» **Information provided**:
○ ○ ○ ○ ○ ○ ○
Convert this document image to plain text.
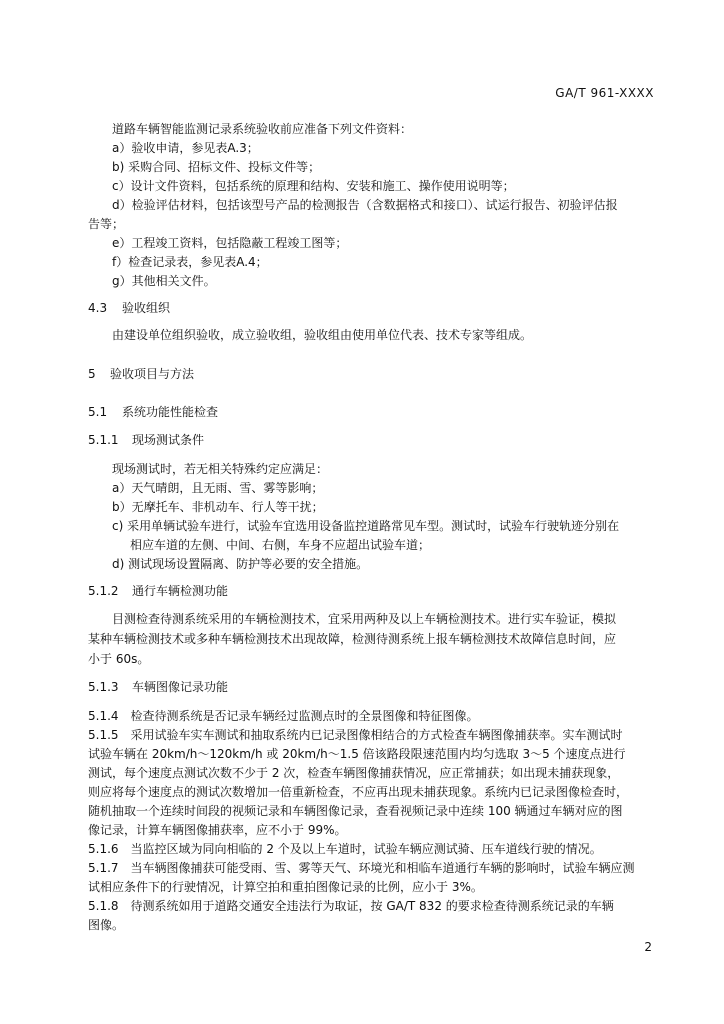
GA/T 961-XXXX
道路车辆智能监测记录系统验收前应准备下列文件资料：
a）验收申请，参见表A.3；
b) 采购合同、招标文件、投标文件等；
c）设计文件资料，包括系统的原理和结构、安装和施工、操作使用说明等；
d）检验评估材料，包括该型号产品的检测报告（含数据格式和接口）、试运行报告、初验评估报
告等；
e）工程竣工资料，包括隐蔽工程竣工图等；
f）检查记录表，参见表A.4；
g）其他相关文件。
4.3 验收组织
由建设单位组织验收，成立验收组，验收组由使用单位代表、技术专家等组成。
5 验收项目与方法
5.1 系统功能性能检查
5.1.1 现场测试条件
现场测试时，若无相关特殊约定应满足：
a）天气晴朗，且无雨、雪、雾等影响；
b）无摩托车、非机动车、行人等干扰；
c) 采用单辆试验车进行，试验车宜选用设备监控道路常见车型。测试时，试验车行驶轨迹分别在
相应车道的左侧、中间、右侧，车身不应超出试验车道；
d) 测试现场设置隔离、防护等必要的安全措施。
5.1.2 通行车辆检测功能
目测检查待测系统采用的车辆检测技术，宜采用两种及以上车辆检测技术。进行实车验证，模拟
某种车辆检测技术或多种车辆检测技术出现故障，检测待测系统上报车辆检测技术故障信息时间，应
小于 60s。
5.1.3 车辆图像记录功能
5.1.4　检查待测系统是否记录车辆经过监测点时的全景图像和特征图像。
5.1.5　采用试验车实车测试和抽取系统内已记录图像相结合的方式检查车辆图像捕获率。实车测试时
试验车辆在 20km/h～120km/h 或 20km/h～1.5 倍该路段限速范围内均匀选取 3～5 个速度点进行
测试，每个速度点测试次数不少于 2 次，检查车辆图像捕获情况，应正常捕获；如出现未捕获现象，
则应将每个速度点的测试次数增加一倍重新检查，不应再出现未捕获现象。系统内已记录图像检查时，
随机抽取一个连续时间段的视频记录和车辆图像记录，查看视频记录中连续 100 辆通过车辆对应的图
像记录，计算车辆图像捕获率，应不小于 99%。
5.1.6　当监控区域为同向相临的 2 个及以上车道时，试验车辆应测试骑、压车道线行驶的情况。
5.1.7　当车辆图像捕获可能受雨、雪、雾等天气、环境光和相临车道通行车辆的影响时，试验车辆应测
试相应条件下的行驶情况，计算空拍和重拍图像记录的比例，应小于 3%。
5.1.8　待测系统如用于道路交通安全违法行为取证，按 GA/T 832 的要求检查待测系统记录的车辆
图像。
2
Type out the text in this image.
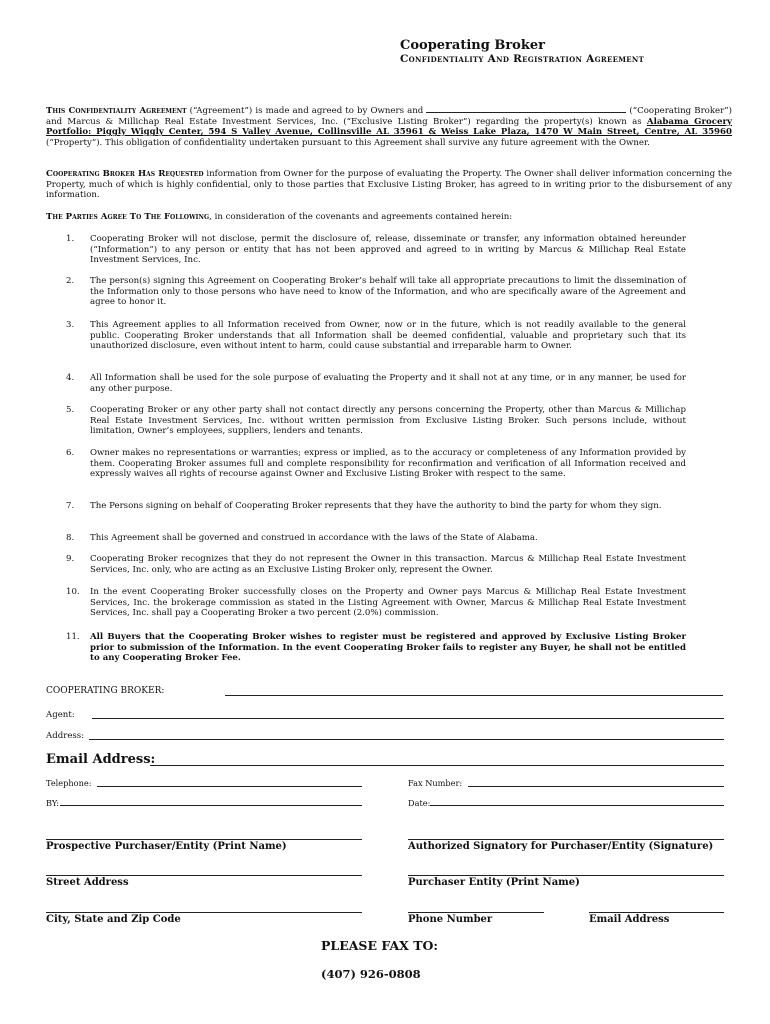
Cooperating Broker
Confidentiality And Registration Agreement
This Confidentiality Agreement (“Agreement”) is made and agreed to by Owners and	(“Cooperating Broker”) and Marcus & Millichap Real Estate Investment Services, Inc. (“Exclusive Listing Broker”) regarding the property(s) known as Alabama Grocery Portfolio: Piggly Wiggly Center, 594 S Valley Avenue, Collinsville AL 35961 & Weiss Lake Plaza, 1470 W Main Street, Centre, AL 35960 (“Property”). This obligation of confidentiality undertaken pursuant to this Agreement shall survive any future agreement with the Owner.
Cooperating Broker Has Requested information from Owner for the purpose of evaluating the Property. The Owner shall deliver information concerning the Property, much of which is highly confidential, only to those parties that Exclusive Listing Broker, has agreed to in writing prior to the disbursement of any information.
The Parties Agree To The Following, in consideration of the covenants and agreements contained herein:
1. Cooperating Broker will not disclose, permit the disclosure of, release, disseminate or transfer, any information obtained hereunder (“Information”) to any person or entity that has not been approved and agreed to in writing by Marcus & Millichap Real Estate Investment Services, Inc.
2. The person(s) signing this Agreement on Cooperating Broker’s behalf will take all appropriate precautions to limit the dissemination of the Information only to those persons who have need to know of the Information, and who are specifically aware of the Agreement and agree to honor it.
3. This Agreement applies to all Information received from Owner, now or in the future, which is not readily available to the general public. Cooperating Broker understands that all Information shall be deemed confidential, valuable and proprietary such that its unauthorized disclosure, even without intent to harm, could cause substantial and irreparable harm to Owner.
4. All Information shall be used for the sole purpose of evaluating the Property and it shall not at any time, or in any manner, be used for any other purpose.
5. Cooperating Broker or any other party shall not contact directly any persons concerning the Property, other than Marcus & Millichap Real Estate Investment Services, Inc. without written permission from Exclusive Listing Broker. Such persons include, without limitation, Owner’s employees, suppliers, lenders and tenants.
6. Owner makes no representations or warranties; express or implied, as to the accuracy or completeness of any Information provided by them. Cooperating Broker assumes full and complete responsibility for reconfirmation and verification of all Information received and expressly waives all rights of recourse against Owner and Exclusive Listing Broker with respect to the same.
7. The Persons signing on behalf of Cooperating Broker represents that they have the authority to bind the party for whom they sign.
8. This Agreement shall be governed and construed in accordance with the laws of the State of Alabama.
9. Cooperating Broker recognizes that they do not represent the Owner in this transaction. Marcus & Millichap Real Estate Investment Services, Inc. only, who are acting as an Exclusive Listing Broker only, represent the Owner.
10. In the event Cooperating Broker successfully closes on the Property and Owner pays Marcus & Millichap Real Estate Investment Services, Inc. the brokerage commission as stated in the Listing Agreement with Owner, Marcus & Millichap Real Estate Investment Services, Inc. shall pay a Cooperating Broker a two percent (2.0%) commission.
11. All Buyers that the Cooperating Broker wishes to register must be registered and approved by Exclusive Listing Broker prior to submission of the Information. In the event Cooperating Broker fails to register any Buyer, he shall not be entitled to any Cooperating Broker Fee.
COOPERATING BROKER:
Agent:
Address:
Email Address:
Telephone:	Fax Number:
BY:	Date:
Prospective Purchaser/Entity (Print Name)	Authorized Signatory for Purchaser/Entity (Signature)
Street Address	Purchaser Entity (Print Name)
City, State and Zip Code	Phone Number	Email Address
PLEASE FAX TO:
(407) 926-0808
○ ○ ○ ○ ○ ○ ○
Write out the whole listing exactly, and drop the pictures.

» **Written solution**:
Convert this document image to plain text.
GA/T 961-XXXX
道路车辆智能监测记录系统验收前应准备下列文件资料：
a）验收申请，参见表A.3；
b) 采购合同、招标文件、投标文件等；
c）设计文件资料，包括系统的原理和结构、安装和施工、操作使用说明等；
d）检验评估材料，包括该型号产品的检测报告（含数据格式和接口）、试运行报告、初验评估报
告等；
e）工程竣工资料，包括隐蔽工程竣工图等；
f）检查记录表，参见表A.4；
g）其他相关文件。
4.3 验收组织
由建设单位组织验收，成立验收组，验收组由使用单位代表、技术专家等组成。
5 验收项目与方法
5.1 系统功能性能检查
5.1.1 现场测试条件
现场测试时，若无相关特殊约定应满足：
a）天气晴朗，且无雨、雪、雾等影响；
b）无摩托车、非机动车、行人等干扰；
c) 采用单辆试验车进行，试验车宜选用设备监控道路常见车型。测试时，试验车行驶轨迹分别在
相应车道的左侧、中间、右侧，车身不应超出试验车道；
d) 测试现场设置隔离、防护等必要的安全措施。
5.1.2 通行车辆检测功能
目测检查待测系统采用的车辆检测技术，宜采用两种及以上车辆检测技术。进行实车验证，模拟
某种车辆检测技术或多种车辆检测技术出现故障，检测待测系统上报车辆检测技术故障信息时间，应
小于 60s。
5.1.3 车辆图像记录功能
5.1.4　检查待测系统是否记录车辆经过监测点时的全景图像和特征图像。
5.1.5　采用试验车实车测试和抽取系统内已记录图像相结合的方式检查车辆图像捕获率。实车测试时
试验车辆在 20km/h～120km/h 或 20km/h～1.5 倍该路段限速范围内均匀选取 3～5 个速度点进行
测试，每个速度点测试次数不少于 2 次，检查车辆图像捕获情况，应正常捕获；如出现未捕获现象，
则应将每个速度点的测试次数增加一倍重新检查，不应再出现未捕获现象。系统内已记录图像检查时，
随机抽取一个连续时间段的视频记录和车辆图像记录，查看视频记录中连续 100 辆通过车辆对应的图
像记录，计算车辆图像捕获率，应不小于 99%。
5.1.6　当监控区域为同向相临的 2 个及以上车道时，试验车辆应测试骑、压车道线行驶的情况。
5.1.7　当车辆图像捕获可能受雨、雪、雾等天气、环境光和相临车道通行车辆的影响时，试验车辆应测
试相应条件下的行驶情况，计算空拍和重拍图像记录的比例，应小于 3%。
5.1.8　待测系统如用于道路交通安全违法行为取证，按 GA/T 832 的要求检查待测系统记录的车辆
图像。
2
Type out the text in this image.
Cooperating Broker
Confidentiality And Registration Agreement
This Confidentiality Agreement (“Agreement”) is made and agreed to by Owners and	(“Cooperating Broker”) and Marcus & Millichap Real Estate Investment Services, Inc. (“Exclusive Listing Broker”) regarding the property(s) known as Alabama Grocery Portfolio: Piggly Wiggly Center, 594 S Valley Avenue, Collinsville AL 35961 & Weiss Lake Plaza, 1470 W Main Street, Centre, AL 35960 (“Property”). This obligation of confidentiality undertaken pursuant to this Agreement shall survive any future agreement with the Owner.
Cooperating Broker Has Requested information from Owner for the purpose of evaluating the Property. The Owner shall deliver information concerning the Property, much of which is highly confidential, only to those parties that Exclusive Listing Broker, has agreed to in writing prior to the disbursement of any information.
The Parties Agree To The Following, in consideration of the covenants and agreements contained herein:
1. Cooperating Broker will not disclose, permit the disclosure of, release, disseminate or transfer, any information obtained hereunder (“Information”) to any person or entity that has not been approved and agreed to in writing by Marcus & Millichap Real Estate Investment Services, Inc.
2. The person(s) signing this Agreement on Cooperating Broker’s behalf will take all appropriate precautions to limit the dissemination of the Information only to those persons who have need to know of the Information, and who are specifically aware of the Agreement and agree to honor it.
3. This Agreement applies to all Information received from Owner, now or in the future, which is not readily available to the general public. Cooperating Broker understands that all Information shall be deemed confidential, valuable and proprietary such that its unauthorized disclosure, even without intent to harm, could cause substantial and irreparable harm to Owner.
4. All Information shall be used for the sole purpose of evaluating the Property and it shall not at any time, or in any manner, be used for any other purpose.
5. Cooperating Broker or any other party shall not contact directly any persons concerning the Property, other than Marcus & Millichap Real Estate Investment Services, Inc. without written permission from Exclusive Listing Broker. Such persons include, without limitation, Owner’s employees, suppliers, lenders and tenants.
6. Owner makes no representations or warranties; express or implied, as to the accuracy or completeness of any Information provided by them. Cooperating Broker assumes full and complete responsibility for reconfirmation and verification of all Information received and expressly waives all rights of recourse against Owner and Exclusive Listing Broker with respect to the same.
7. The Persons signing on behalf of Cooperating Broker represents that they have the authority to bind the party for whom they sign.
8. This Agreement shall be governed and construed in accordance with the laws of the State of Alabama.
9. Cooperating Broker recognizes that they do not represent the Owner in this transaction. Marcus & Millichap Real Estate Investment Services, Inc. only, who are acting as an Exclusive Listing Broker only, represent the Owner.
10. In the event Cooperating Broker successfully closes on the Property and Owner pays Marcus & Millichap Real Estate Investment Services, Inc. the brokerage commission as stated in the Listing Agreement with Owner, Marcus & Millichap Real Estate Investment Services, Inc. shall pay a Cooperating Broker a two percent (2.0%) commission.
11. All Buyers that the Cooperating Broker wishes to register must be registered and approved by Exclusive Listing Broker prior to submission of the Information. In the event Cooperating Broker fails to register any Buyer, he shall not be entitled to any Cooperating Broker Fee.
COOPERATING BROKER:
Agent:
Address:
Email Address:
Telephone:	Fax Number:
BY:	Date:
Prospective Purchaser/Entity (Print Name)	Authorized Signatory for Purchaser/Entity (Signature)
Street Address	Purchaser Entity (Print Name)
City, State and Zip Code	Phone Number	Email Address
PLEASE FAX TO:
(407) 926-0808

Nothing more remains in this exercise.